Data excerpts:
--- start ---

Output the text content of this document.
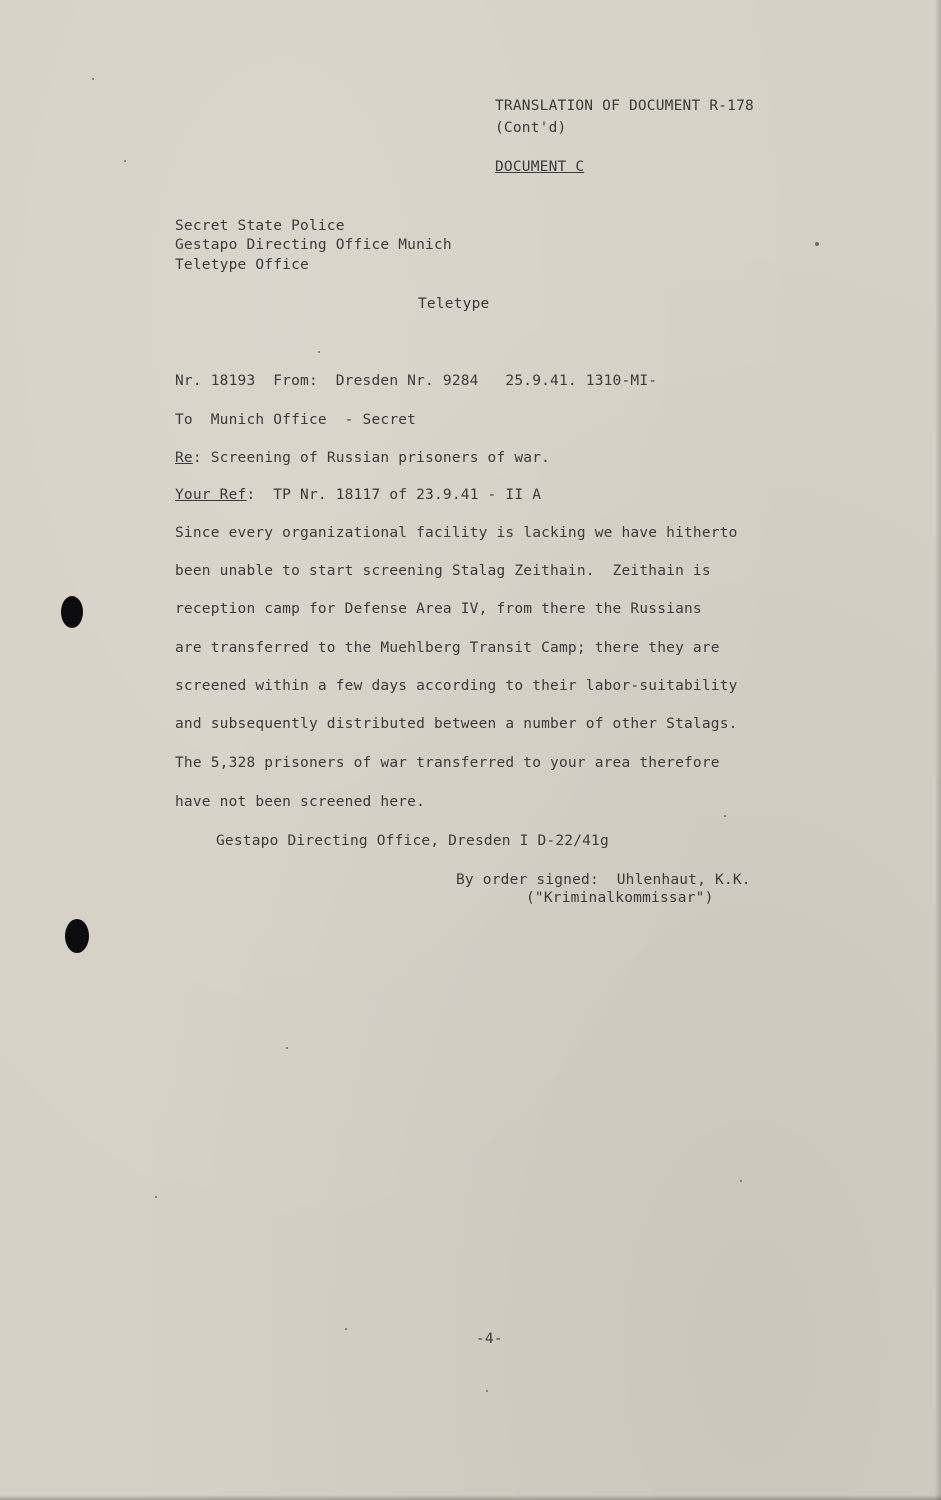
TRANSLATION OF DOCUMENT R-178
(Cont'd)
DOCUMENT C
Secret State Police
Gestapo Directing Office Munich
Teletype Office
Teletype
Nr. 18193  From:  Dresden Nr. 9284   25.9.41. 1310-MI-
To  Munich Office  - Secret
Re: Screening of Russian prisoners of war.
Your Ref:  TP Nr. 18117 of 23.9.41 - II A
Since every organizational facility is lacking we have hitherto
been unable to start screening Stalag Zeithain.  Zeithain is
reception camp for Defense Area IV, from there the Russians
are transferred to the Muehlberg Transit Camp; there they are
screened within a few days according to their labor-suitability
and subsequently distributed between a number of other Stalags.
The 5,328 prisoners of war transferred to your area therefore
have not been screened here.
Gestapo Directing Office, Dresden I D-22/41g
By order signed:  Uhlenhaut, K.K.
("Kriminalkommissar")
-4-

--- end ---

STATED EXERCISE: Set down the complete material exactly, but do not include the images.

THE RESPONSE:
Output the text content of this document.
TRANSLATION OF DOCUMENT R-178
(Cont'd)
DOCUMENT C
Secret State Police
Gestapo Directing Office Munich
Teletype Office
Teletype
Nr. 18193  From:  Dresden Nr. 9284   25.9.41. 1310-MI-
To  Munich Office  - Secret
Re: Screening of Russian prisoners of war.
Your Ref:  TP Nr. 18117 of 23.9.41 - II A
Since every organizational facility is lacking we have hitherto
been unable to start screening Stalag Zeithain.  Zeithain is
reception camp for Defense Area IV, from there the Russians
are transferred to the Muehlberg Transit Camp; there they are
screened within a few days according to their labor-suitability
and subsequently distributed between a number of other Stalags.
The 5,328 prisoners of war transferred to your area therefore
have not been screened here.
Gestapo Directing Office, Dresden I D-22/41g
By order signed:  Uhlenhaut, K.K.
("Kriminalkommissar")
-4-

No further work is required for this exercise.